YOUR INSTRUCTIONS: How many lines in the records below hold the string "true"? Answer with the number alone.

EXTRACTED RECORDS:
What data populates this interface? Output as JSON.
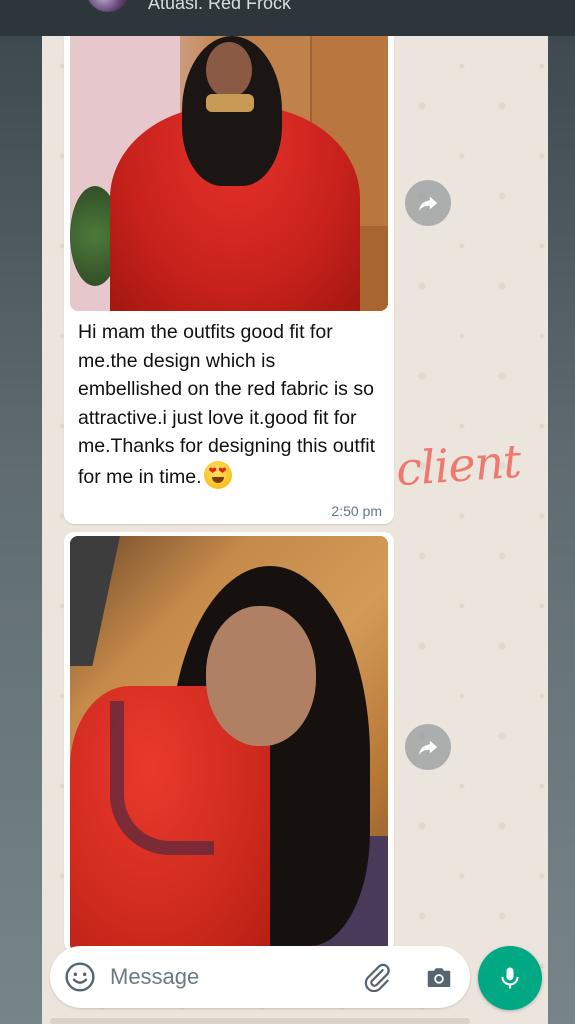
{
  "header": {
    "title": "Atuasi. Red Frock"
  },
  "messages": [
    {
      "type": "image_with_caption",
      "caption_before_emoji": "Hi mam the outfits good fit for me.the design which is embellished on the red fabric is so attractive.i just love it.good fit for me.Thanks for designing this outfit for me in time.",
      "emoji": "heart-eyes-emoji",
      "time": "2:50 pm"
    },
    {
      "type": "image"
    }
  ],
  "overlay": {
    "handwritten_label": "client",
    "label_color": "#ee7a6f"
  },
  "composer": {
    "placeholder": "Message"
  },
  "colors": {
    "accent": "#00a884",
    "chat_background": "#ece5dd",
    "bubble": "#ffffff",
    "timestamp": "#667781"
  },
  "icons": {
    "forward": "forward-arrow-icon",
    "emoji": "smiley-icon",
    "attach": "paperclip-icon",
    "camera": "camera-icon",
    "mic": "microphone-icon"
  }
}
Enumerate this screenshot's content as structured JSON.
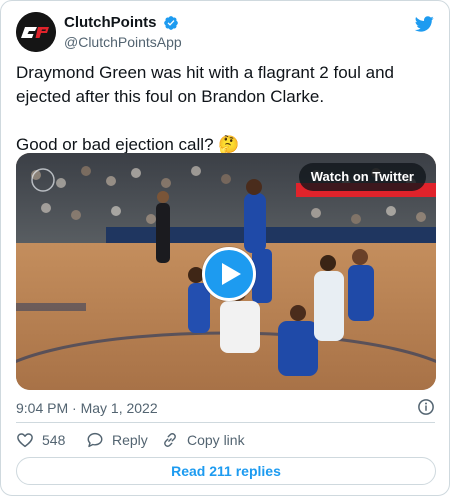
{
  "author": {
    "display_name": "ClutchPoints",
    "handle": "@ClutchPointsApp",
    "avatar_icon": "clutchpoints-logo",
    "verified_icon": "verified-badge-icon"
  },
  "tweet": {
    "text": "Draymond Green was hit with a flagrant 2 foul and ejected after this foul on Brandon Clarke.\n\nGood or bad ejection call? 🤔",
    "timestamp": "9:04 PM · May 1, 2022"
  },
  "media": {
    "watch_label": "Watch on Twitter",
    "play_icon": "play-icon"
  },
  "actions": {
    "like_count": "548",
    "reply_label": "Reply",
    "copy_link_label": "Copy link"
  },
  "read_replies_label": "Read 211 replies",
  "colors": {
    "accent": "#1d9bf0",
    "text": "#0f1419",
    "muted": "#536471",
    "border": "#cfd9de"
  }
}
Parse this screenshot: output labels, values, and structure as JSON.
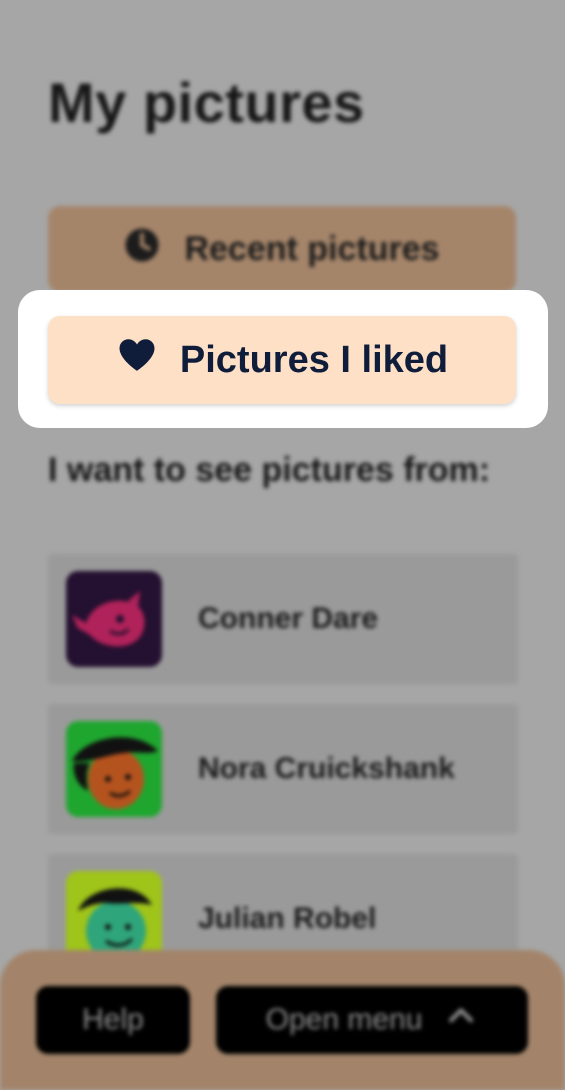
{
  "page": {
    "title": "My pictures"
  },
  "buttons": {
    "recent_label": "Recent pictures",
    "recent_icon": "clock-icon",
    "liked_label": "Pictures I liked",
    "liked_icon": "heart-icon"
  },
  "creators": {
    "heading": "I want to see pictures from:",
    "items": [
      {
        "name": "Conner Dare",
        "avatar": "fish-avatar"
      },
      {
        "name": "Nora Cruickshank",
        "avatar": "hat-face-avatar"
      },
      {
        "name": "Julian Robel",
        "avatar": "green-face-avatar"
      }
    ]
  },
  "bottom_bar": {
    "help_label": "Help",
    "menu_label": "Open menu",
    "menu_icon": "chevron-up-icon"
  },
  "colors": {
    "overlay_background": "#a6a6a6",
    "recent_button": "#a5856a",
    "liked_button": "#fde0c6",
    "liked_text": "#0f1d3b",
    "bottom_bar": "#a3846a"
  }
}
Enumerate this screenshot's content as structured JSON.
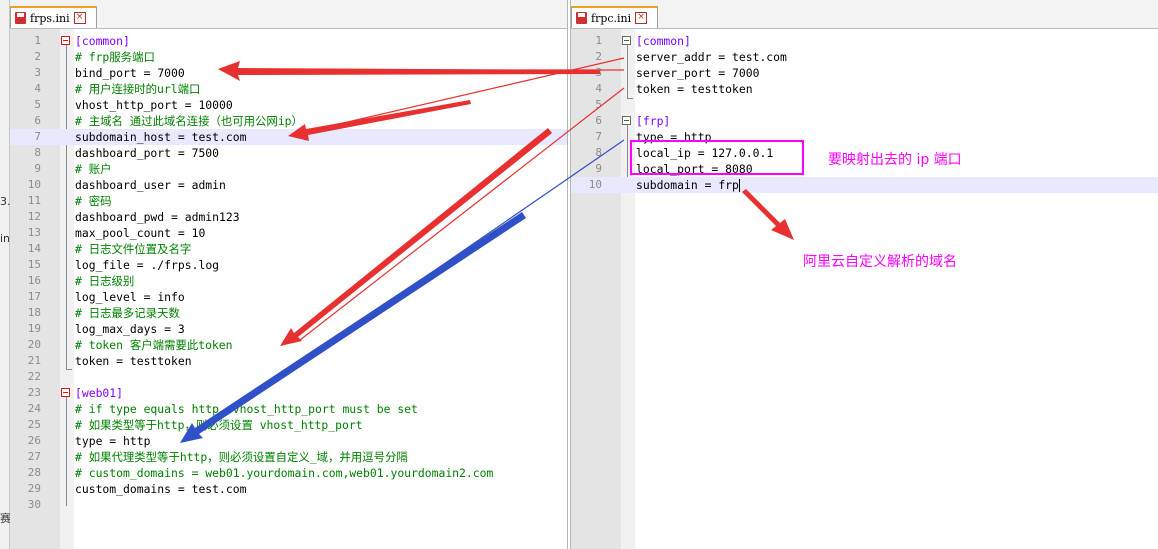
{
  "left_editor": {
    "tab_label": "frps.ini",
    "close_glyph": "×",
    "lines": [
      {
        "n": "1",
        "type": "section",
        "text": "[common]"
      },
      {
        "n": "2",
        "type": "comment",
        "text": "# frp服务端口"
      },
      {
        "n": "3",
        "type": "kv",
        "key": "bind_port",
        "value": "7000"
      },
      {
        "n": "4",
        "type": "comment",
        "text": "# 用户连接时的url端口"
      },
      {
        "n": "5",
        "type": "kv",
        "key": "vhost_http_port",
        "value": "10000"
      },
      {
        "n": "6",
        "type": "comment",
        "text": "# 主域名 通过此域名连接（也可用公网ip）"
      },
      {
        "n": "7",
        "type": "kv",
        "key": "subdomain_host",
        "value": "test.com",
        "highlight": true
      },
      {
        "n": "8",
        "type": "kv",
        "key": "dashboard_port",
        "value": "7500"
      },
      {
        "n": "9",
        "type": "comment",
        "text": "# 账户"
      },
      {
        "n": "10",
        "type": "kv",
        "key": "dashboard_user",
        "value": "admin"
      },
      {
        "n": "11",
        "type": "comment",
        "text": "# 密码"
      },
      {
        "n": "12",
        "type": "kv",
        "key": "dashboard_pwd",
        "value": "admin123"
      },
      {
        "n": "13",
        "type": "kv",
        "key": "max_pool_count",
        "value": "10"
      },
      {
        "n": "14",
        "type": "comment",
        "text": "# 日志文件位置及名字"
      },
      {
        "n": "15",
        "type": "kv",
        "key": "log_file",
        "value": "./frps.log"
      },
      {
        "n": "16",
        "type": "comment",
        "text": "# 日志级别"
      },
      {
        "n": "17",
        "type": "kv",
        "key": "log_level",
        "value": "info"
      },
      {
        "n": "18",
        "type": "comment",
        "text": "# 日志最多记录天数"
      },
      {
        "n": "19",
        "type": "kv",
        "key": "log_max_days",
        "value": "3"
      },
      {
        "n": "20",
        "type": "comment",
        "text": "# token 客户端需要此token"
      },
      {
        "n": "21",
        "type": "kv",
        "key": "token",
        "value": "testtoken"
      },
      {
        "n": "22",
        "type": "blank",
        "text": ""
      },
      {
        "n": "23",
        "type": "section",
        "text": "[web01]"
      },
      {
        "n": "24",
        "type": "comment",
        "text": "# if type equals http, vhost_http_port must be set"
      },
      {
        "n": "25",
        "type": "comment",
        "text": "# 如果类型等于http，则必须设置 vhost_http_port"
      },
      {
        "n": "26",
        "type": "kv",
        "key": "type",
        "value": "http"
      },
      {
        "n": "27",
        "type": "comment",
        "text": "# 如果代理类型等于http，则必须设置自定义_域，并用逗号分隔"
      },
      {
        "n": "28",
        "type": "comment",
        "text": "# custom_domains = web01.yourdomain.com,web01.yourdomain2.com"
      },
      {
        "n": "29",
        "type": "kv",
        "key": "custom_domains",
        "value": "test.com"
      },
      {
        "n": "30",
        "type": "blank",
        "text": ""
      }
    ]
  },
  "right_editor": {
    "tab_label": "frpc.ini",
    "close_glyph": "×",
    "lines": [
      {
        "n": "1",
        "type": "section",
        "text": "[common]"
      },
      {
        "n": "2",
        "type": "kv",
        "key": "server_addr",
        "value": "test.com"
      },
      {
        "n": "3",
        "type": "kv",
        "key": "server_port",
        "value": "7000"
      },
      {
        "n": "4",
        "type": "kv",
        "key": "token",
        "value": "testtoken"
      },
      {
        "n": "5",
        "type": "blank",
        "text": ""
      },
      {
        "n": "6",
        "type": "section",
        "text": "[frp]"
      },
      {
        "n": "7",
        "type": "kv",
        "key": "type",
        "value": "http"
      },
      {
        "n": "8",
        "type": "kv",
        "key": "local_ip",
        "value": "127.0.0.1"
      },
      {
        "n": "9",
        "type": "kv",
        "key": "local_port",
        "value": "8080"
      },
      {
        "n": "10",
        "type": "kv",
        "key": "subdomain",
        "value": "frp",
        "highlight": true,
        "cursor": true
      }
    ]
  },
  "annotations": {
    "ip_port_note": "要映射出去的 ip 端口",
    "domain_note": "阿里云自定义解析的域名"
  },
  "edge_fragments": [
    "3.",
    "in",
    "赛"
  ],
  "colors": {
    "comment": "#008000",
    "section": "#8000ff",
    "arrow_red": "#e83030",
    "arrow_blue": "#3050c8",
    "annotation": "#ff00ff",
    "current_line": "#e8e8ff"
  }
}
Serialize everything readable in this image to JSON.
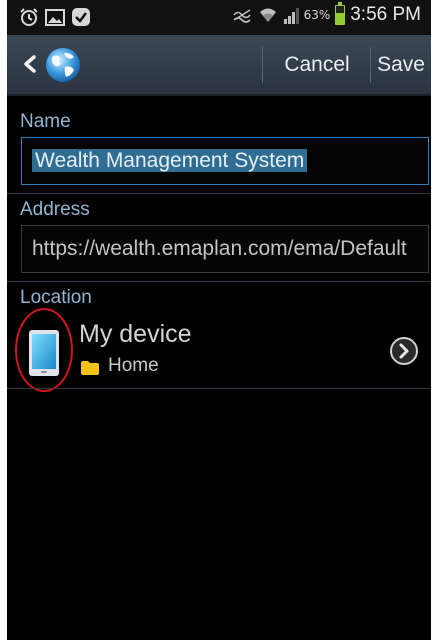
{
  "status_bar": {
    "battery_percent": "63%",
    "time": "3:56 PM",
    "battery_level": 0.63,
    "icons_left": [
      "alarm-clock-icon",
      "gallery-icon",
      "checkmark-icon"
    ],
    "icons_right": [
      "no-sim-icon",
      "wifi-icon",
      "signal-icon",
      "battery-icon"
    ]
  },
  "action_bar": {
    "back_icon": "chevron-left-icon",
    "app_icon": "globe-icon",
    "cancel_label": "Cancel",
    "save_label": "Save"
  },
  "form": {
    "name": {
      "label": "Name",
      "value": "Wealth Management System"
    },
    "address": {
      "label": "Address",
      "value": "https://wealth.emaplan.com/ema/Default"
    },
    "location": {
      "label": "Location",
      "title": "My device",
      "folder": "Home",
      "device_icon": "tablet-icon",
      "folder_icon": "folder-icon",
      "chevron_icon": "chevron-right-circle-icon"
    }
  },
  "colors": {
    "background": "#000000",
    "action_bar": "#34414e",
    "label_blue": "#8fb6d4",
    "selection": "#2f6d93",
    "highlight_circle": "#d2141c",
    "folder": "#f3c21a"
  }
}
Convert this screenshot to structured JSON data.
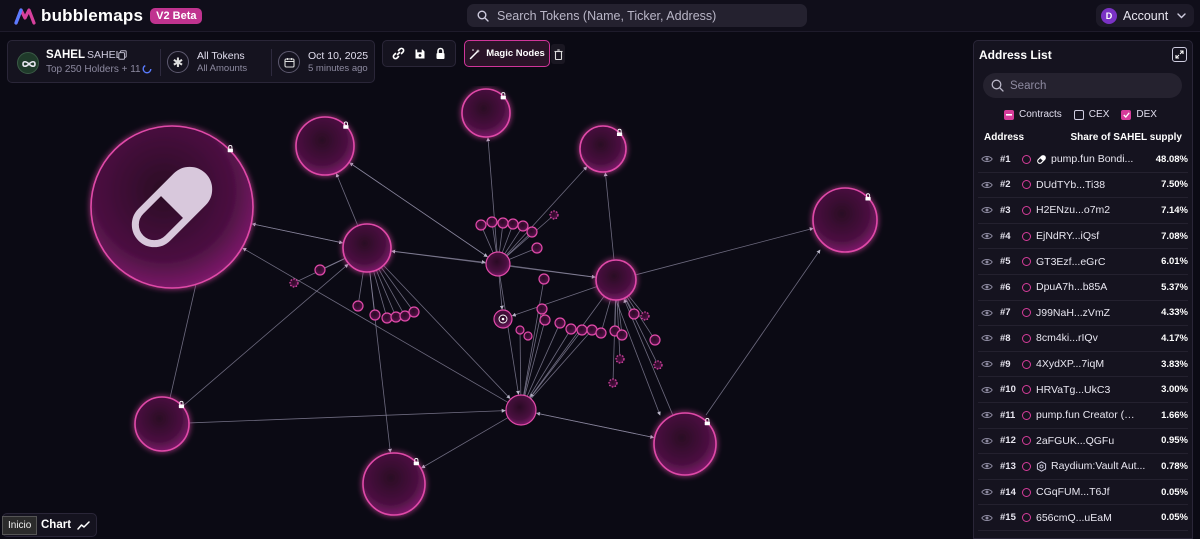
{
  "app": {
    "logo_text": "bubblemaps",
    "badge": "V2 Beta",
    "search_placeholder": "Search Tokens (Name, Ticker, Address)",
    "account_initial": "D",
    "account_label": "Account"
  },
  "token": {
    "name": "SAHEL",
    "ticker": "SAHEL",
    "holders": "Top 250 Holders + 11",
    "filter_label": "All Tokens",
    "filter_sub": "All Amounts",
    "date_label": "Oct 10, 2025",
    "date_sub": "5 minutes ago"
  },
  "toolbar": {
    "magic_nodes": "Magic Nodes"
  },
  "bottom": {
    "chart_label": "Chart",
    "tooltip": "Inicio"
  },
  "address_list": {
    "title": "Address List",
    "search_placeholder": "Search",
    "filters": [
      "Contracts",
      "CEX",
      "DEX"
    ],
    "col_address": "Address",
    "col_share": "Share of SAHEL supply",
    "rows": [
      {
        "rank": "#1",
        "name": "pump.fun Bondi...",
        "share": "48.08%",
        "icon": "pill-icon"
      },
      {
        "rank": "#2",
        "name": "DUdTYb...Ti38",
        "share": "7.50%"
      },
      {
        "rank": "#3",
        "name": "H2ENzu...o7m2",
        "share": "7.14%"
      },
      {
        "rank": "#4",
        "name": "EjNdRY...iQsf",
        "share": "7.08%"
      },
      {
        "rank": "#5",
        "name": "GT3Ezf...eGrC",
        "share": "6.01%"
      },
      {
        "rank": "#6",
        "name": "DpuA7h...b85A",
        "share": "5.37%"
      },
      {
        "rank": "#7",
        "name": "J99NaH...zVmZ",
        "share": "4.33%"
      },
      {
        "rank": "#8",
        "name": "8cm4ki...rIQv",
        "share": "4.17%"
      },
      {
        "rank": "#9",
        "name": "4XydXP...7iqM",
        "share": "3.83%"
      },
      {
        "rank": "#10",
        "name": "HRVaTg...UkC3",
        "share": "3.00%"
      },
      {
        "rank": "#11",
        "name": "pump.fun Creator (4H...",
        "share": "1.66%"
      },
      {
        "rank": "#12",
        "name": "2aFGUK...QGFu",
        "share": "0.95%"
      },
      {
        "rank": "#13",
        "name": "Raydium:Vault Aut...",
        "share": "0.78%",
        "icon": "hexagon-icon"
      },
      {
        "rank": "#14",
        "name": "CGqFUM...T6Jf",
        "share": "0.05%"
      },
      {
        "rank": "#15",
        "name": "656cmQ...uEaM",
        "share": "0.05%"
      }
    ]
  },
  "colors": {
    "accent": "#d63c9a",
    "bubble_fill": "#4a1040",
    "bubble_stroke": "#e04aa8",
    "background": "#0b0a14"
  }
}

TASK RESPONSE: 3